> [Dataset records]
______________________________
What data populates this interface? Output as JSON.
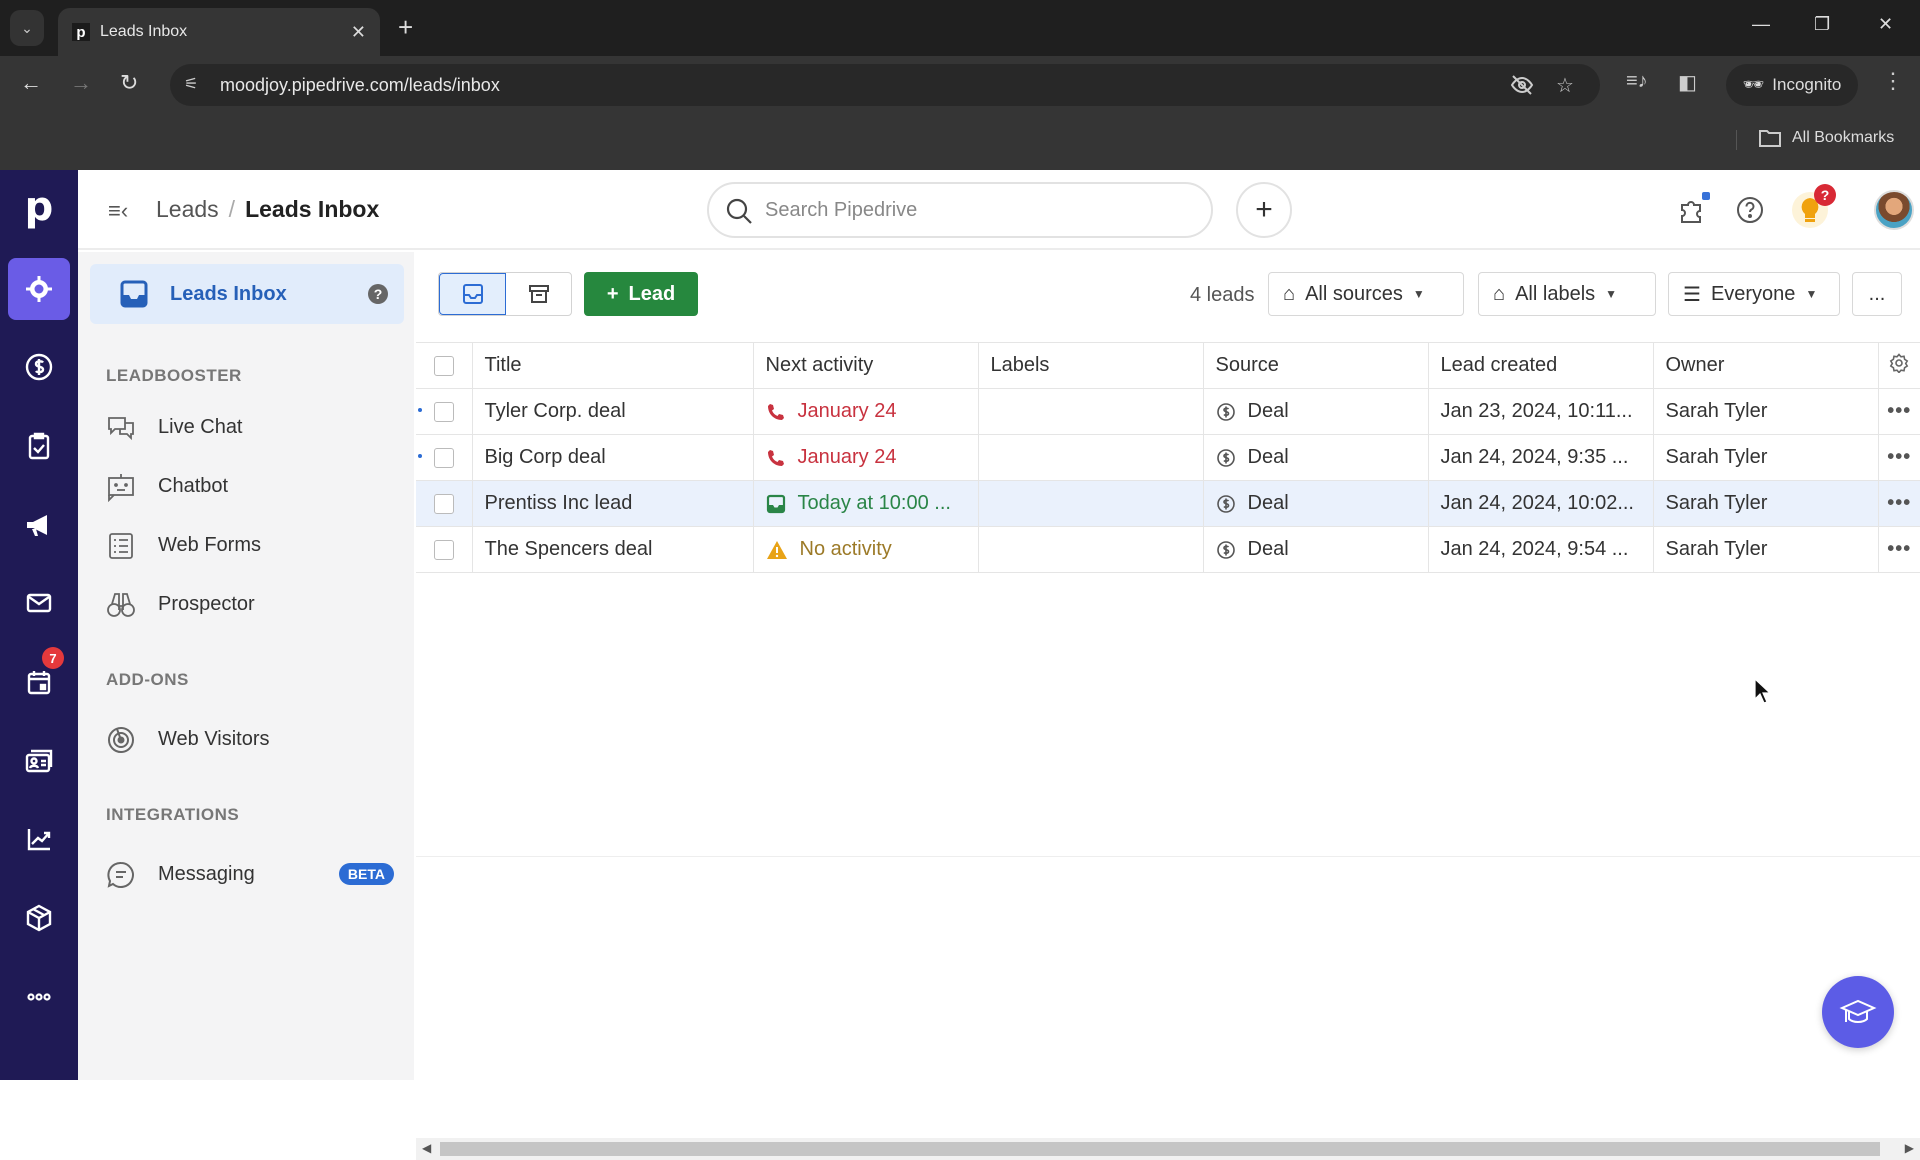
{
  "browser": {
    "tab_title": "Leads Inbox",
    "url": "moodjoy.pipedrive.com/leads/inbox",
    "incognito_label": "Incognito",
    "bookmarks_label": "All Bookmarks"
  },
  "header": {
    "breadcrumb_parent": "Leads",
    "breadcrumb_separator": "/",
    "breadcrumb_current": "Leads Inbox",
    "search_placeholder": "Search Pipedrive",
    "add_label": "+",
    "tips_badge": "?"
  },
  "rail": {
    "logo": "p",
    "items": [
      {
        "name": "leads",
        "active": true
      },
      {
        "name": "deals"
      },
      {
        "name": "activities-tasks"
      },
      {
        "name": "campaigns"
      },
      {
        "name": "mail"
      },
      {
        "name": "calendar",
        "badge": "7"
      },
      {
        "name": "contacts"
      },
      {
        "name": "insights"
      },
      {
        "name": "products"
      },
      {
        "name": "more"
      }
    ]
  },
  "sidenav": {
    "active_item": "Leads Inbox",
    "sections": [
      {
        "heading": "LEADBOOSTER",
        "items": [
          "Live Chat",
          "Chatbot",
          "Web Forms",
          "Prospector"
        ]
      },
      {
        "heading": "ADD-ONS",
        "items": [
          "Web Visitors"
        ]
      },
      {
        "heading": "INTEGRATIONS",
        "items": [
          "Messaging"
        ]
      }
    ],
    "messaging_badge": "BETA"
  },
  "toolbar": {
    "lead_button": "Lead",
    "count": "4 leads",
    "filters": {
      "sources": "All sources",
      "labels": "All labels",
      "owner": "Everyone"
    },
    "more": "..."
  },
  "table": {
    "columns": [
      "Title",
      "Next activity",
      "Labels",
      "Source",
      "Lead created",
      "Owner"
    ],
    "rows": [
      {
        "title": "Tyler Corp. deal",
        "next_activity": "January 24",
        "activity_type": "call-overdue",
        "labels": "",
        "source": "Deal",
        "created": "Jan 23, 2024, 10:11...",
        "owner": "Sarah Tyler",
        "unread": true
      },
      {
        "title": "Big Corp deal",
        "next_activity": "January 24",
        "activity_type": "call-overdue",
        "labels": "",
        "source": "Deal",
        "created": "Jan 24, 2024, 9:35 ...",
        "owner": "Sarah Tyler",
        "unread": true
      },
      {
        "title": "Prentiss Inc lead",
        "next_activity": "Today at 10:00 ...",
        "activity_type": "email-today",
        "labels": "",
        "source": "Deal",
        "created": "Jan 24, 2024, 10:02...",
        "owner": "Sarah Tyler",
        "highlighted": true
      },
      {
        "title": "The Spencers deal",
        "next_activity": "No activity",
        "activity_type": "warning",
        "labels": "",
        "source": "Deal",
        "created": "Jan 24, 2024, 9:54 ...",
        "owner": "Sarah Tyler"
      }
    ],
    "row_menu": "•••"
  },
  "colors": {
    "rail": "#1f1a55",
    "rail_active": "#6a5ce6",
    "primary_green": "#26883e",
    "link_blue": "#2660b8",
    "overdue_red": "#c8323f",
    "today_green": "#2a8547",
    "warning_amber": "#e8a317"
  }
}
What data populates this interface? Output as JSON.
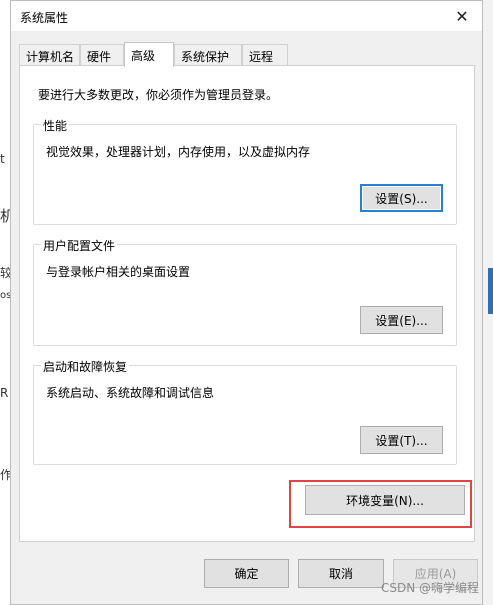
{
  "window": {
    "title": "系统属性",
    "close_symbol": "✕"
  },
  "tabs": [
    {
      "label": "计算机名"
    },
    {
      "label": "硬件"
    },
    {
      "label": "高级",
      "active": true
    },
    {
      "label": "系统保护"
    },
    {
      "label": "远程"
    }
  ],
  "admin_note": "要进行大多数更改，你必须作为管理员登录。",
  "groups": {
    "performance": {
      "title": "性能",
      "description": "视觉效果，处理器计划，内存使用，以及虚拟内存",
      "button": "设置(S)..."
    },
    "user_profiles": {
      "title": "用户配置文件",
      "description": "与登录帐户相关的桌面设置",
      "button": "设置(E)..."
    },
    "startup_recovery": {
      "title": "启动和故障恢复",
      "description": "系统启动、系统故障和调试信息",
      "button": "设置(T)..."
    }
  },
  "env_button": "环境变量(N)...",
  "footer": {
    "ok": "确定",
    "cancel": "取消",
    "apply": "应用(A)"
  },
  "watermark": "CSDN @嗨学编程",
  "background_fragments": [
    "t",
    "机",
    "较",
    "os",
    "R",
    "作"
  ],
  "colors": {
    "focus_border": "#2a7fd4",
    "highlight_border": "#e24444"
  }
}
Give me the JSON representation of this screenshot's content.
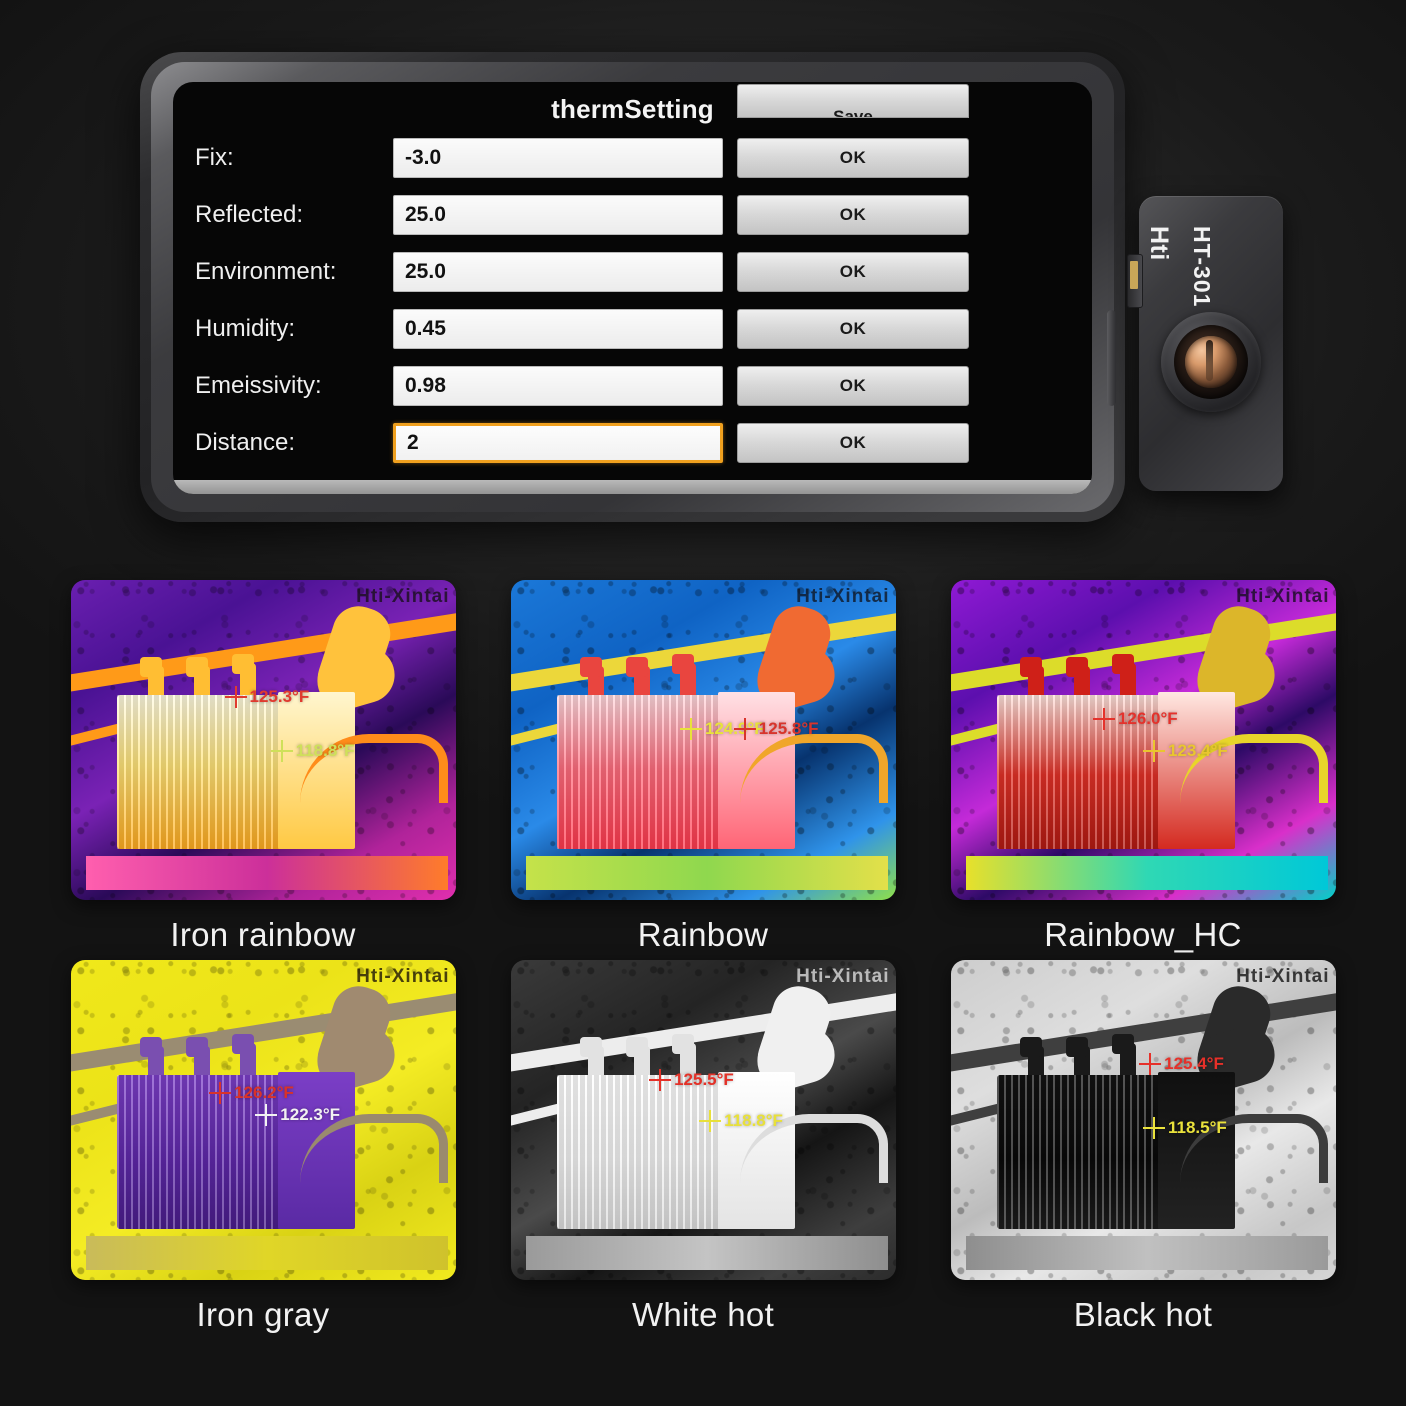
{
  "phone": {
    "app_title": "thermSetting",
    "ok_label": "OK",
    "save_label": "Save",
    "settings": [
      {
        "label": "Fix:",
        "value": "-3.0",
        "focused": false
      },
      {
        "label": "Reflected:",
        "value": "25.0",
        "focused": false
      },
      {
        "label": "Environment:",
        "value": "25.0",
        "focused": false
      },
      {
        "label": "Humidity:",
        "value": "0.45",
        "focused": false
      },
      {
        "label": "Emeissivity:",
        "value": "0.98",
        "focused": false
      },
      {
        "label": "Distance:",
        "value": "2",
        "focused": true
      }
    ],
    "nav_icons": [
      "recents-square-icon",
      "home-circle-icon",
      "back-triangle-icon"
    ]
  },
  "device": {
    "brand": "Hti",
    "model": "HT-301"
  },
  "watermark": "Hti-Xintai",
  "palettes": [
    {
      "caption": "Iron rainbow",
      "watermark": "Hti-Xintai",
      "wm_color": "#1c1020",
      "markers": [
        {
          "value": "125.3°F",
          "color": "#e03a2f",
          "x": 40,
          "y": 33
        },
        {
          "value": "118.8°F",
          "color": "#cfe05a",
          "x": 52,
          "y": 50
        }
      ]
    },
    {
      "caption": "Rainbow",
      "watermark": "Hti-Xintai",
      "wm_color": "#101a2a",
      "markers": [
        {
          "value": "124.9°F",
          "color": "#e8e23a",
          "x": 44,
          "y": 43
        },
        {
          "value": "125.8°F",
          "color": "#d8342c",
          "x": 58,
          "y": 43
        }
      ]
    },
    {
      "caption": "Rainbow_HC",
      "watermark": "Hti-Xintai",
      "wm_color": "#1a0e24",
      "markers": [
        {
          "value": "126.0°F",
          "color": "#e4322c",
          "x": 37,
          "y": 40
        },
        {
          "value": "123.4°F",
          "color": "#e9c62f",
          "x": 50,
          "y": 50
        }
      ]
    },
    {
      "caption": "Iron gray",
      "watermark": "Hti-Xintai",
      "wm_color": "#241b08",
      "markers": [
        {
          "value": "126.2°F",
          "color": "#d93229",
          "x": 36,
          "y": 38
        },
        {
          "value": "122.3°F",
          "color": "#f2f2f2",
          "x": 48,
          "y": 45
        }
      ]
    },
    {
      "caption": "White hot",
      "watermark": "Hti-Xintai",
      "wm_color": "#d8d8d8",
      "markers": [
        {
          "value": "125.5°F",
          "color": "#e43128",
          "x": 36,
          "y": 34
        },
        {
          "value": "118.8°F",
          "color": "#e8e03a",
          "x": 49,
          "y": 47
        }
      ]
    },
    {
      "caption": "Black hot",
      "watermark": "Hti-Xintai",
      "wm_color": "#171717",
      "markers": [
        {
          "value": "125.4°F",
          "color": "#e63029",
          "x": 49,
          "y": 29
        },
        {
          "value": "118.5°F",
          "color": "#eae23c",
          "x": 50,
          "y": 49
        }
      ]
    }
  ]
}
______________________________
> [Directions] Copy all the entries word for word. Omit any pictures.

> [Exercise answer]
What data populates this interface? Output as JSON.
{
  "browser": {
    "tab_title": "Leads Inbox",
    "url": "moodjoy.pipedrive.com/leads/inbox",
    "incognito_label": "Incognito",
    "bookmarks_label": "All Bookmarks"
  },
  "header": {
    "breadcrumb_parent": "Leads",
    "breadcrumb_separator": "/",
    "breadcrumb_current": "Leads Inbox",
    "search_placeholder": "Search Pipedrive",
    "add_label": "+",
    "tips_badge": "?"
  },
  "rail": {
    "logo": "p",
    "items": [
      {
        "name": "leads",
        "active": true
      },
      {
        "name": "deals"
      },
      {
        "name": "activities-tasks"
      },
      {
        "name": "campaigns"
      },
      {
        "name": "mail"
      },
      {
        "name": "calendar",
        "badge": "7"
      },
      {
        "name": "contacts"
      },
      {
        "name": "insights"
      },
      {
        "name": "products"
      },
      {
        "name": "more"
      }
    ]
  },
  "sidenav": {
    "active_item": "Leads Inbox",
    "sections": [
      {
        "heading": "LEADBOOSTER",
        "items": [
          "Live Chat",
          "Chatbot",
          "Web Forms",
          "Prospector"
        ]
      },
      {
        "heading": "ADD-ONS",
        "items": [
          "Web Visitors"
        ]
      },
      {
        "heading": "INTEGRATIONS",
        "items": [
          "Messaging"
        ]
      }
    ],
    "messaging_badge": "BETA"
  },
  "toolbar": {
    "lead_button": "Lead",
    "count": "4 leads",
    "filters": {
      "sources": "All sources",
      "labels": "All labels",
      "owner": "Everyone"
    },
    "more": "..."
  },
  "table": {
    "columns": [
      "Title",
      "Next activity",
      "Labels",
      "Source",
      "Lead created",
      "Owner"
    ],
    "rows": [
      {
        "title": "Tyler Corp. deal",
        "next_activity": "January 24",
        "activity_type": "call-overdue",
        "labels": "",
        "source": "Deal",
        "created": "Jan 23, 2024, 10:11...",
        "owner": "Sarah Tyler",
        "unread": true
      },
      {
        "title": "Big Corp deal",
        "next_activity": "January 24",
        "activity_type": "call-overdue",
        "labels": "",
        "source": "Deal",
        "created": "Jan 24, 2024, 9:35 ...",
        "owner": "Sarah Tyler",
        "unread": true
      },
      {
        "title": "Prentiss Inc lead",
        "next_activity": "Today at 10:00 ...",
        "activity_type": "email-today",
        "labels": "",
        "source": "Deal",
        "created": "Jan 24, 2024, 10:02...",
        "owner": "Sarah Tyler",
        "highlighted": true
      },
      {
        "title": "The Spencers deal",
        "next_activity": "No activity",
        "activity_type": "warning",
        "labels": "",
        "source": "Deal",
        "created": "Jan 24, 2024, 9:54 ...",
        "owner": "Sarah Tyler"
      }
    ],
    "row_menu": "•••"
  },
  "colors": {
    "rail": "#1f1a55",
    "rail_active": "#6a5ce6",
    "primary_green": "#26883e",
    "link_blue": "#2660b8",
    "overdue_red": "#c8323f",
    "today_green": "#2a8547",
    "warning_amber": "#e8a317"
  }
}
What data populates this interface? Output as JSON.
{
  "window": {
    "title": "系统属性",
    "close_symbol": "✕"
  },
  "tabs": [
    {
      "label": "计算机名"
    },
    {
      "label": "硬件"
    },
    {
      "label": "高级",
      "active": true
    },
    {
      "label": "系统保护"
    },
    {
      "label": "远程"
    }
  ],
  "admin_note": "要进行大多数更改，你必须作为管理员登录。",
  "groups": {
    "performance": {
      "title": "性能",
      "description": "视觉效果，处理器计划，内存使用，以及虚拟内存",
      "button": "设置(S)..."
    },
    "user_profiles": {
      "title": "用户配置文件",
      "description": "与登录帐户相关的桌面设置",
      "button": "设置(E)..."
    },
    "startup_recovery": {
      "title": "启动和故障恢复",
      "description": "系统启动、系统故障和调试信息",
      "button": "设置(T)..."
    }
  },
  "env_button": "环境变量(N)...",
  "footer": {
    "ok": "确定",
    "cancel": "取消",
    "apply": "应用(A)"
  },
  "watermark": "CSDN @嗨学编程",
  "background_fragments": [
    "t",
    "机",
    "较",
    "os",
    "R",
    "作"
  ],
  "colors": {
    "focus_border": "#2a7fd4",
    "highlight_border": "#e24444"
  }
}
Give me the JSON representation of this screenshot's content.
{
  "phone": {
    "app_title": "thermSetting",
    "ok_label": "OK",
    "save_label": "Save",
    "settings": [
      {
        "label": "Fix:",
        "value": "-3.0",
        "focused": false
      },
      {
        "label": "Reflected:",
        "value": "25.0",
        "focused": false
      },
      {
        "label": "Environment:",
        "value": "25.0",
        "focused": false
      },
      {
        "label": "Humidity:",
        "value": "0.45",
        "focused": false
      },
      {
        "label": "Emeissivity:",
        "value": "0.98",
        "focused": false
      },
      {
        "label": "Distance:",
        "value": "2",
        "focused": true
      }
    ],
    "nav_icons": [
      "recents-square-icon",
      "home-circle-icon",
      "back-triangle-icon"
    ]
  },
  "device": {
    "brand": "Hti",
    "model": "HT-301"
  },
  "watermark": "Hti-Xintai",
  "palettes": [
    {
      "caption": "Iron rainbow",
      "watermark": "Hti-Xintai",
      "wm_color": "#1c1020",
      "markers": [
        {
          "value": "125.3°F",
          "color": "#e03a2f",
          "x": 40,
          "y": 33
        },
        {
          "value": "118.8°F",
          "color": "#cfe05a",
          "x": 52,
          "y": 50
        }
      ]
    },
    {
      "caption": "Rainbow",
      "watermark": "Hti-Xintai",
      "wm_color": "#101a2a",
      "markers": [
        {
          "value": "124.9°F",
          "color": "#e8e23a",
          "x": 44,
          "y": 43
        },
        {
          "value": "125.8°F",
          "color": "#d8342c",
          "x": 58,
          "y": 43
        }
      ]
    },
    {
      "caption": "Rainbow_HC",
      "watermark": "Hti-Xintai",
      "wm_color": "#1a0e24",
      "markers": [
        {
          "value": "126.0°F",
          "color": "#e4322c",
          "x": 37,
          "y": 40
        },
        {
          "value": "123.4°F",
          "color": "#e9c62f",
          "x": 50,
          "y": 50
        }
      ]
    },
    {
      "caption": "Iron gray",
      "watermark": "Hti-Xintai",
      "wm_color": "#241b08",
      "markers": [
        {
          "value": "126.2°F",
          "color": "#d93229",
          "x": 36,
          "y": 38
        },
        {
          "value": "122.3°F",
          "color": "#f2f2f2",
          "x": 48,
          "y": 45
        }
      ]
    },
    {
      "caption": "White hot",
      "watermark": "Hti-Xintai",
      "wm_color": "#d8d8d8",
      "markers": [
        {
          "value": "125.5°F",
          "color": "#e43128",
          "x": 36,
          "y": 34
        },
        {
          "value": "118.8°F",
          "color": "#e8e03a",
          "x": 49,
          "y": 47
        }
      ]
    },
    {
      "caption": "Black hot",
      "watermark": "Hti-Xintai",
      "wm_color": "#171717",
      "markers": [
        {
          "value": "125.4°F",
          "color": "#e63029",
          "x": 49,
          "y": 29
        },
        {
          "value": "118.5°F",
          "color": "#eae23c",
          "x": 50,
          "y": 49
        }
      ]
    }
  ]
}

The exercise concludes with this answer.